§ Problem details
Find and copy every line in the records that includes the string "year".

§ Records provided
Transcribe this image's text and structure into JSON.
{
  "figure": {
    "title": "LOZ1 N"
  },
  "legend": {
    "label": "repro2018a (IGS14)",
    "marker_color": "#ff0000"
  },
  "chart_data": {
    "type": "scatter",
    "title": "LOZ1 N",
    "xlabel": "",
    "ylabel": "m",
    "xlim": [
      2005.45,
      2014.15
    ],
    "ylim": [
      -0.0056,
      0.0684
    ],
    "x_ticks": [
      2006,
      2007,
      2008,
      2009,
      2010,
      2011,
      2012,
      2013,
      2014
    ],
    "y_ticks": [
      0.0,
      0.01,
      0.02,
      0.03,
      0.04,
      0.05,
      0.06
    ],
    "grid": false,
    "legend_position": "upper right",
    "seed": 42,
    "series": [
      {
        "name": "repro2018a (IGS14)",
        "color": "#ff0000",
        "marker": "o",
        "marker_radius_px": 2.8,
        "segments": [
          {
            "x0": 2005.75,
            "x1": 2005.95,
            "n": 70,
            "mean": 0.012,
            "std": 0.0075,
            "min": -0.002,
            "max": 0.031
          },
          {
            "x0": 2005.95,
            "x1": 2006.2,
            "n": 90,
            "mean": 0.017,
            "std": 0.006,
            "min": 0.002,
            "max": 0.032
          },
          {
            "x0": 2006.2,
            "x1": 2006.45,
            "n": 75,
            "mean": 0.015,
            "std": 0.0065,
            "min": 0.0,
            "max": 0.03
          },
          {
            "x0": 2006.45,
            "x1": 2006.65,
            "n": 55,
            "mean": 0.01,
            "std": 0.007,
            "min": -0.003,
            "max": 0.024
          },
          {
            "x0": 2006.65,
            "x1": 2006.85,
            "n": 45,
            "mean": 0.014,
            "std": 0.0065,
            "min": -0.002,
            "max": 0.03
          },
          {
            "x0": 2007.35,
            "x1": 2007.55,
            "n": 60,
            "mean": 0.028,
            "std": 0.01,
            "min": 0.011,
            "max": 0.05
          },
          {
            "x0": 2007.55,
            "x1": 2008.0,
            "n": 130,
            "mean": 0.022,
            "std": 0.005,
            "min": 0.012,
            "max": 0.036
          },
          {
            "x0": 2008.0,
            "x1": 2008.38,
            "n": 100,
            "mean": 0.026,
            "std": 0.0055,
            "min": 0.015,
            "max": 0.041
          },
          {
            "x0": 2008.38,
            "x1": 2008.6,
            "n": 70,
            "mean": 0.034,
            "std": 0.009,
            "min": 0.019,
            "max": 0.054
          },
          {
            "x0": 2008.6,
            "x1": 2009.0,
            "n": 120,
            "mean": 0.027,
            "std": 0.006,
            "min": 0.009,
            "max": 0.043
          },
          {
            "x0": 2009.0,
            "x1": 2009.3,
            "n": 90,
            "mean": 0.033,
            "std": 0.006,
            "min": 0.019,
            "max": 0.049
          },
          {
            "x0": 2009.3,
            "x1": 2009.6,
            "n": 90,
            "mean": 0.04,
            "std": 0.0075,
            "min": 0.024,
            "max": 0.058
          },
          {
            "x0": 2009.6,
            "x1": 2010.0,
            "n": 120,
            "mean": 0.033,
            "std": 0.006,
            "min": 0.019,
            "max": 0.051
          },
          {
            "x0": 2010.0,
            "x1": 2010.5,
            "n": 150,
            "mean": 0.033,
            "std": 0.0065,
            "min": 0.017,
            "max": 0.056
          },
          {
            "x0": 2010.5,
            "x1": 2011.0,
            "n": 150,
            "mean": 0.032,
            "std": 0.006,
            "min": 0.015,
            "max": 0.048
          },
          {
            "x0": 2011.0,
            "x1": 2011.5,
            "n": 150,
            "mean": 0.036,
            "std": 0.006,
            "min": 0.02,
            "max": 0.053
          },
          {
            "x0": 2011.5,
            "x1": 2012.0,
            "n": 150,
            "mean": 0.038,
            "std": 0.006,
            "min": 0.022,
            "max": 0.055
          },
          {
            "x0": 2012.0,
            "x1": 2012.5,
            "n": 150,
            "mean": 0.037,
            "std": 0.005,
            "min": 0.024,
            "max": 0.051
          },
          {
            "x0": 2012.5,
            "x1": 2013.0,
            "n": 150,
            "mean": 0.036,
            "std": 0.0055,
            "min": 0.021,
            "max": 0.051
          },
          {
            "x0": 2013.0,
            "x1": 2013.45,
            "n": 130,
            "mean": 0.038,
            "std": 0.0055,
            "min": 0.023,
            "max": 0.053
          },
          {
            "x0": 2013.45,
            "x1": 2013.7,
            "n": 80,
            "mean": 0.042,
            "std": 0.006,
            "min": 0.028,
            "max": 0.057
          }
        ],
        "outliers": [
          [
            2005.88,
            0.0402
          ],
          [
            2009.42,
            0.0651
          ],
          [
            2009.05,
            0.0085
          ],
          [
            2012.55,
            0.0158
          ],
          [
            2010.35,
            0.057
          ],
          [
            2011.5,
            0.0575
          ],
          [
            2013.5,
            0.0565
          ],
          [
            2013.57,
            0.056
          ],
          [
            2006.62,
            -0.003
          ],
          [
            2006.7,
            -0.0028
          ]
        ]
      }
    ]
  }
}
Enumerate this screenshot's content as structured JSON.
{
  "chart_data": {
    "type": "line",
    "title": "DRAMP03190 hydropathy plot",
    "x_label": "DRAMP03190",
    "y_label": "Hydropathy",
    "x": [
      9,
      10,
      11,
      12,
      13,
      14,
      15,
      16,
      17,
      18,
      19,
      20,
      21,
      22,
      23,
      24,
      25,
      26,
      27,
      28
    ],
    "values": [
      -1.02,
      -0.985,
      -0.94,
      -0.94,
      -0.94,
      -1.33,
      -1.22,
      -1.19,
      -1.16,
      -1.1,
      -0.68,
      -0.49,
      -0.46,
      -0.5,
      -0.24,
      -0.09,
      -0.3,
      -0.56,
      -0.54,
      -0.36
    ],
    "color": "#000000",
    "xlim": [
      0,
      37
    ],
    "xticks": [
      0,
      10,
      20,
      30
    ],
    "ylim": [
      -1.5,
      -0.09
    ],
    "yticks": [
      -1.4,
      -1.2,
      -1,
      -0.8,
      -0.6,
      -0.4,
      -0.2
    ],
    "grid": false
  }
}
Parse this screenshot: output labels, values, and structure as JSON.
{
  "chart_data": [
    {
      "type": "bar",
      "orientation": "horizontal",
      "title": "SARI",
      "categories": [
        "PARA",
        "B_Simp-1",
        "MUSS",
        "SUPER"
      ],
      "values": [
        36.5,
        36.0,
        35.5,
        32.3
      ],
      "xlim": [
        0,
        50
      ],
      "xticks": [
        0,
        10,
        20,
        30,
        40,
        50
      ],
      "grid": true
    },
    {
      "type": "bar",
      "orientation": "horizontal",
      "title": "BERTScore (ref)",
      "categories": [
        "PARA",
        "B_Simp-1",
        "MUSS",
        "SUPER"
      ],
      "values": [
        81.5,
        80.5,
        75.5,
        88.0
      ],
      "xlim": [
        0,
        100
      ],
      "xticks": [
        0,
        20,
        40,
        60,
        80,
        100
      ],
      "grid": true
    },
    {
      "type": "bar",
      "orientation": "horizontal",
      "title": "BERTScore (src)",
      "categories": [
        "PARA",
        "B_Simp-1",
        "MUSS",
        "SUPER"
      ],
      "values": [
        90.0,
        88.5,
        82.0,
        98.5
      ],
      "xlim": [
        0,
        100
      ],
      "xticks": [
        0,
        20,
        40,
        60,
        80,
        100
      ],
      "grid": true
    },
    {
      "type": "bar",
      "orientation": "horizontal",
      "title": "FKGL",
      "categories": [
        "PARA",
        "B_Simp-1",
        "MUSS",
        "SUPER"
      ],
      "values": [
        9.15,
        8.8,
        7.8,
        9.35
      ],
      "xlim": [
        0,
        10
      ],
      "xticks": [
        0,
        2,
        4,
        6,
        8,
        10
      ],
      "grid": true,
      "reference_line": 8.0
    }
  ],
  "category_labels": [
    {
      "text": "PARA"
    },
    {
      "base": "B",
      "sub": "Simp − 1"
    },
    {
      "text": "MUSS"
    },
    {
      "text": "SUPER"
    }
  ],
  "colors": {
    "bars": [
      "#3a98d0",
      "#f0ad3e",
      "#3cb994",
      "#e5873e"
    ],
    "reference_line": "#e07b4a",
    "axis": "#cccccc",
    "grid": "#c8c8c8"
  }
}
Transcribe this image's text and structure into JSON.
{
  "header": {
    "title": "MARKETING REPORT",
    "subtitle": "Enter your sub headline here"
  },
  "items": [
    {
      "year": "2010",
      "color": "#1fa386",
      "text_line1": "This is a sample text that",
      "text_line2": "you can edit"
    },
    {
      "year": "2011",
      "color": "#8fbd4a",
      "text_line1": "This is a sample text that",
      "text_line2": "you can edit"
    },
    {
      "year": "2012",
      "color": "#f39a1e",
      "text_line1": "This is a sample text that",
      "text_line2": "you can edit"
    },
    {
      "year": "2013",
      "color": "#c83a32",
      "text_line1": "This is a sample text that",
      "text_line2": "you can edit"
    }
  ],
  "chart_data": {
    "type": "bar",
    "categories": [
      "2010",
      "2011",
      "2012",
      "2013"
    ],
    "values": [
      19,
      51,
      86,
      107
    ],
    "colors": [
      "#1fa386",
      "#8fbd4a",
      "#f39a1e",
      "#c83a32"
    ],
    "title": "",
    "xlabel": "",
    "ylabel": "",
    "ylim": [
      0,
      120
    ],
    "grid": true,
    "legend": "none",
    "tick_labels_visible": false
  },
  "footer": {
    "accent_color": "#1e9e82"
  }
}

§ Exercise solution
      "year": "2010",
      "year": "2011",
      "year": "2012",
      "year": "2013",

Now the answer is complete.